- GIVEN EXERCISE -
Rewrite the entries from the first line through the line containing "event-description <box>170 1112", both ends included, as a Markdown table with the columns Row and Line: number each row and leave out any blank lines.
══════════
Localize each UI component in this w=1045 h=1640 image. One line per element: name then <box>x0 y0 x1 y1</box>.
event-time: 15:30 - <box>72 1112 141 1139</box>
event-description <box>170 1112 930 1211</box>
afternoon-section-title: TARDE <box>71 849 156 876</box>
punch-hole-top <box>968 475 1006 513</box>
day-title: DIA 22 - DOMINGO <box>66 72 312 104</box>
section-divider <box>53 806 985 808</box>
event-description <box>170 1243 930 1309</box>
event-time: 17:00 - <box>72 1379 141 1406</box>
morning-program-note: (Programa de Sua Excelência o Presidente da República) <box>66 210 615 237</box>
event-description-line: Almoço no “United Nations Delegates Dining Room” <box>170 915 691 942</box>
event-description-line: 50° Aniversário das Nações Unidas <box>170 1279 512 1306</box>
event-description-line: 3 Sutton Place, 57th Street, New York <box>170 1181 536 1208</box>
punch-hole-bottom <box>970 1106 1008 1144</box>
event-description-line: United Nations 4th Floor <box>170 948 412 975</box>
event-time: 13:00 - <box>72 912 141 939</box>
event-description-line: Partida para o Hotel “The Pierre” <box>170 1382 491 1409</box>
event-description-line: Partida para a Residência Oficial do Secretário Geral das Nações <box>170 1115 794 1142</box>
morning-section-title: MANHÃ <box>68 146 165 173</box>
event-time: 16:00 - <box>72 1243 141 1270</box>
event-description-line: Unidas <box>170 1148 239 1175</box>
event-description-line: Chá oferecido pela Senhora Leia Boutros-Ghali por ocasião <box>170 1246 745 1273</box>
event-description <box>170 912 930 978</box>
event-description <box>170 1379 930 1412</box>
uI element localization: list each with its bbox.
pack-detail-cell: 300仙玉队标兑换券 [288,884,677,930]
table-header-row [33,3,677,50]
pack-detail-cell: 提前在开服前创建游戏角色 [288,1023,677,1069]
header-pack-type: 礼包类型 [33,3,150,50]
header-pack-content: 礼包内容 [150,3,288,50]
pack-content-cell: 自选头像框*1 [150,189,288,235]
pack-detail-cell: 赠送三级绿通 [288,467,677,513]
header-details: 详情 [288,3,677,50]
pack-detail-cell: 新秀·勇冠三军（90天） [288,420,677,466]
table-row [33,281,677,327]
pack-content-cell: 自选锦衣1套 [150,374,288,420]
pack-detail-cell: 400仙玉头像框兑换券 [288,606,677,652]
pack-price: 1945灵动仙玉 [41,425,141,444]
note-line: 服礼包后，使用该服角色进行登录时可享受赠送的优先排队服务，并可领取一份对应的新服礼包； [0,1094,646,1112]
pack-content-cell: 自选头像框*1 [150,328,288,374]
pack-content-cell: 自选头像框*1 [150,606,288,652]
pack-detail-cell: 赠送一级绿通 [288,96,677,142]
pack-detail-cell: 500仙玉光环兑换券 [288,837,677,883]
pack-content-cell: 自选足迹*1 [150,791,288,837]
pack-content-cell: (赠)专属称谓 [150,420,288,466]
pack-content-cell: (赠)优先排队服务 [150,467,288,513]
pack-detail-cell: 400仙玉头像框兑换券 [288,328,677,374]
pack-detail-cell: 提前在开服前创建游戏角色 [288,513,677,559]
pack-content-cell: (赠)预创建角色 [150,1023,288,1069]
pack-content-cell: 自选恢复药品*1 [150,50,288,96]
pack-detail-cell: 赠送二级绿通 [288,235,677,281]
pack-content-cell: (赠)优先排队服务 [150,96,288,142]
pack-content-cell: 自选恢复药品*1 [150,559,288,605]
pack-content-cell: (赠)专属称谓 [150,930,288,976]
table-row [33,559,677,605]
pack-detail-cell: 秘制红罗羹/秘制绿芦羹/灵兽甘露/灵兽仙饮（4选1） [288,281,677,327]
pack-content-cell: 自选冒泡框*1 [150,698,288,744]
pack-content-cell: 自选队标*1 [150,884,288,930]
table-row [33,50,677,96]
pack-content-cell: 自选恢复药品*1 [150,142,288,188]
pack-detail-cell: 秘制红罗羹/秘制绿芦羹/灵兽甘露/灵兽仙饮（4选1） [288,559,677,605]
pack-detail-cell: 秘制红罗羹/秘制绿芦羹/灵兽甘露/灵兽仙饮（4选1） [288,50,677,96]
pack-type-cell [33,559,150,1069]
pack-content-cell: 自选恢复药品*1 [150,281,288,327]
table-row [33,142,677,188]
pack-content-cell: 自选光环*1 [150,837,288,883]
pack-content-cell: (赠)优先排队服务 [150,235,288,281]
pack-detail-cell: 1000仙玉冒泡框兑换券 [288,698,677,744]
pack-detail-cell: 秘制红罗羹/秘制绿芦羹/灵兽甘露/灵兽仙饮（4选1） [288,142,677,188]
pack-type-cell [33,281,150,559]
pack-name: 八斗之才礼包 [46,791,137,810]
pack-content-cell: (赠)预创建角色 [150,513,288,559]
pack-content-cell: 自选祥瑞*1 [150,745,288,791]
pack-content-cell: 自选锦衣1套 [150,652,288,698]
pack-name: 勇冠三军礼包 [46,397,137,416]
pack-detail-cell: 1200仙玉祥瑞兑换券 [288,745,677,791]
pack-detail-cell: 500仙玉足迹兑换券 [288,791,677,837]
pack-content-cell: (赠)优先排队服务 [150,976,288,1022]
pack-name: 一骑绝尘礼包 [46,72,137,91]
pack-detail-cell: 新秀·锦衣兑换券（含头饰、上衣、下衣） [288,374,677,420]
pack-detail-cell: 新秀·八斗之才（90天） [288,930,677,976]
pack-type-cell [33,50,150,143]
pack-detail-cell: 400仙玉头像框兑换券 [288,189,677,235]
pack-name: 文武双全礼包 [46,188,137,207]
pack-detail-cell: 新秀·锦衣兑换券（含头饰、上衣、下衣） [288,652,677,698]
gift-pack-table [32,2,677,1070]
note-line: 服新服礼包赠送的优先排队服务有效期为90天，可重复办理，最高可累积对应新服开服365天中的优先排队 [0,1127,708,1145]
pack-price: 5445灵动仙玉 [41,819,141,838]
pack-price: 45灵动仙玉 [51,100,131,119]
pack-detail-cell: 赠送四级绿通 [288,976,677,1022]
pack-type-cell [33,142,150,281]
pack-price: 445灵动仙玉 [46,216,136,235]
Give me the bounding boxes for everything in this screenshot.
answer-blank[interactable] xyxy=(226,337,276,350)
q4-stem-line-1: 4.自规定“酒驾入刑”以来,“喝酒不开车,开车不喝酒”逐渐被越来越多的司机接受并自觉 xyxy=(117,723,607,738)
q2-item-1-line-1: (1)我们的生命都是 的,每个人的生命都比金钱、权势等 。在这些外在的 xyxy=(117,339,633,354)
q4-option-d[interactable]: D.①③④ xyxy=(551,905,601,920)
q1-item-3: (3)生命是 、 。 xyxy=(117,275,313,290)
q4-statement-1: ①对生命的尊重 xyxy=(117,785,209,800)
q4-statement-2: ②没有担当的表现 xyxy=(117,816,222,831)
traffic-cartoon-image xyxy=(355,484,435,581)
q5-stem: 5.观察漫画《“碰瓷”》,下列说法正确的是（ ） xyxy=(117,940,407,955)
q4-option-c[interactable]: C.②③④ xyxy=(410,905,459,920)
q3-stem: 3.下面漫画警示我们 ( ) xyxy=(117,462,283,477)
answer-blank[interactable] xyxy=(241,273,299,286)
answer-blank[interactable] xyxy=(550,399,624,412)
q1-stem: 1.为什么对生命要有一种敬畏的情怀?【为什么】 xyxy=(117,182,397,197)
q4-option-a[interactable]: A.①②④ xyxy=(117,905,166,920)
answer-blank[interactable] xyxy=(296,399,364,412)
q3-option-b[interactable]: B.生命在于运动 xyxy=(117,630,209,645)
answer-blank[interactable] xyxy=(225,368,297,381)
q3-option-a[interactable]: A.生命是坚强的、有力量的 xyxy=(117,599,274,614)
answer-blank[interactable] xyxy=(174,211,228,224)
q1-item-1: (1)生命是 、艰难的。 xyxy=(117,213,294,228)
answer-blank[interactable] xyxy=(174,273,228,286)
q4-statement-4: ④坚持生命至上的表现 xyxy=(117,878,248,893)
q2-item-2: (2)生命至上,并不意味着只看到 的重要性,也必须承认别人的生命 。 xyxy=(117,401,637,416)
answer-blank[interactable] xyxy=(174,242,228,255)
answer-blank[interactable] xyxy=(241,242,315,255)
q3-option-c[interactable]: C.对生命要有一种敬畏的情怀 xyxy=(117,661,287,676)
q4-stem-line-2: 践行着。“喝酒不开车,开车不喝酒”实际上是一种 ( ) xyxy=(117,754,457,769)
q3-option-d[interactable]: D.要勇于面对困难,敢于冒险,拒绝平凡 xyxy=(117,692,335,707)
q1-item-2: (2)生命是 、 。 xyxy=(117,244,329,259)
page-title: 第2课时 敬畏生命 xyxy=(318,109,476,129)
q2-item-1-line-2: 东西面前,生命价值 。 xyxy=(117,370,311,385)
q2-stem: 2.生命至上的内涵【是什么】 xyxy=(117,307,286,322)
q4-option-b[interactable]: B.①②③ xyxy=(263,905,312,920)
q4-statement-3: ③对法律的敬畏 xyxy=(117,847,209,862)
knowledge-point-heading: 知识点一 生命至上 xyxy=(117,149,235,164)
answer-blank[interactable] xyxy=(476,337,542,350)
══════════
- TASK RESULT -
| Row | Line |
|---|---|
| 1 | Localize each UI component in this w=1045 h=1640 image. One line per element: name then <box>x0 y0 x1 y1</box>. |
| 2 | event-time: 15:30 - <box>72 1112 141 1139</box> |
| 3 | event-description <box>170 1112 930 1211</box> |